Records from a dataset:

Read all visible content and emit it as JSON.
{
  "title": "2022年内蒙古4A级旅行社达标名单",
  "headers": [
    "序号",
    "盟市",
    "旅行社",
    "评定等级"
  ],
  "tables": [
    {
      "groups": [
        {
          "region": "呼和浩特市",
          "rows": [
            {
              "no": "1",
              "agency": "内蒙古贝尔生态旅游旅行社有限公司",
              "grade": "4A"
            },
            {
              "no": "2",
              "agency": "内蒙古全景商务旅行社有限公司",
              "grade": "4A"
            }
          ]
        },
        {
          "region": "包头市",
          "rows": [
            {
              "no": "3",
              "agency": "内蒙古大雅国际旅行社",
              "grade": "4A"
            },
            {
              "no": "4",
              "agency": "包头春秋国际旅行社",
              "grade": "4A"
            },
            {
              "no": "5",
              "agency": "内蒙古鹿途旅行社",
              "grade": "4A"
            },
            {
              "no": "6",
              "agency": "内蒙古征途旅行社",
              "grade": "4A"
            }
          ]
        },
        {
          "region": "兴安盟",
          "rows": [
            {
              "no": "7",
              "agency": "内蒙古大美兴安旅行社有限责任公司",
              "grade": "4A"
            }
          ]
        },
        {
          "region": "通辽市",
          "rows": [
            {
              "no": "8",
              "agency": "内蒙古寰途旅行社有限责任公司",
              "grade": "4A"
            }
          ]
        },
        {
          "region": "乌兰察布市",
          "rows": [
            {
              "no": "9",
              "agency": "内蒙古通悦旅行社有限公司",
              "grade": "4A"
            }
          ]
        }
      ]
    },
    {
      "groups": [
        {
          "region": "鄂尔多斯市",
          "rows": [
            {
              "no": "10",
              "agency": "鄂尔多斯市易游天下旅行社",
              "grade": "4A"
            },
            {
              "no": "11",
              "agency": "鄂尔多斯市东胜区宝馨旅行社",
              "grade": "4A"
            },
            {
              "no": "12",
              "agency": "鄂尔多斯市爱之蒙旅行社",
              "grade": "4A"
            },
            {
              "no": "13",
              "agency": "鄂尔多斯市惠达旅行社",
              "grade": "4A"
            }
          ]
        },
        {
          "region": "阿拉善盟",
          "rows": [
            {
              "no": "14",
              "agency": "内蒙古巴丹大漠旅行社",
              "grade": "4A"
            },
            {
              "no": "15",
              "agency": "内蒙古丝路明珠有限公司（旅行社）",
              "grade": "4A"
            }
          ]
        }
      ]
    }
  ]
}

THE TASK: Repeat every line of the material exactly as given.

ANSWER TO THIS PROBLEM:
Read all visible content and emit it as JSON.
{
  "title": "2022年内蒙古4A级旅行社达标名单",
  "headers": [
    "序号",
    "盟市",
    "旅行社",
    "评定等级"
  ],
  "tables": [
    {
      "groups": [
        {
          "region": "呼和浩特市",
          "rows": [
            {
              "no": "1",
              "agency": "内蒙古贝尔生态旅游旅行社有限公司",
              "grade": "4A"
            },
            {
              "no": "2",
              "agency": "内蒙古全景商务旅行社有限公司",
              "grade": "4A"
            }
          ]
        },
        {
          "region": "包头市",
          "rows": [
            {
              "no": "3",
              "agency": "内蒙古大雅国际旅行社",
              "grade": "4A"
            },
            {
              "no": "4",
              "agency": "包头春秋国际旅行社",
              "grade": "4A"
            },
            {
              "no": "5",
              "agency": "内蒙古鹿途旅行社",
              "grade": "4A"
            },
            {
              "no": "6",
              "agency": "内蒙古征途旅行社",
              "grade": "4A"
            }
          ]
        },
        {
          "region": "兴安盟",
          "rows": [
            {
              "no": "7",
              "agency": "内蒙古大美兴安旅行社有限责任公司",
              "grade": "4A"
            }
          ]
        },
        {
          "region": "通辽市",
          "rows": [
            {
              "no": "8",
              "agency": "内蒙古寰途旅行社有限责任公司",
              "grade": "4A"
            }
          ]
        },
        {
          "region": "乌兰察布市",
          "rows": [
            {
              "no": "9",
              "agency": "内蒙古通悦旅行社有限公司",
              "grade": "4A"
            }
          ]
        }
      ]
    },
    {
      "groups": [
        {
          "region": "鄂尔多斯市",
          "rows": [
            {
              "no": "10",
              "agency": "鄂尔多斯市易游天下旅行社",
              "grade": "4A"
            },
            {
              "no": "11",
              "agency": "鄂尔多斯市东胜区宝馨旅行社",
              "grade": "4A"
            },
            {
              "no": "12",
              "agency": "鄂尔多斯市爱之蒙旅行社",
              "grade": "4A"
            },
            {
              "no": "13",
              "agency": "鄂尔多斯市惠达旅行社",
              "grade": "4A"
            }
          ]
        },
        {
          "region": "阿拉善盟",
          "rows": [
            {
              "no": "14",
              "agency": "内蒙古巴丹大漠旅行社",
              "grade": "4A"
            },
            {
              "no": "15",
              "agency": "内蒙古丝路明珠有限公司（旅行社）",
              "grade": "4A"
            }
          ]
        }
      ]
    }
  ]
}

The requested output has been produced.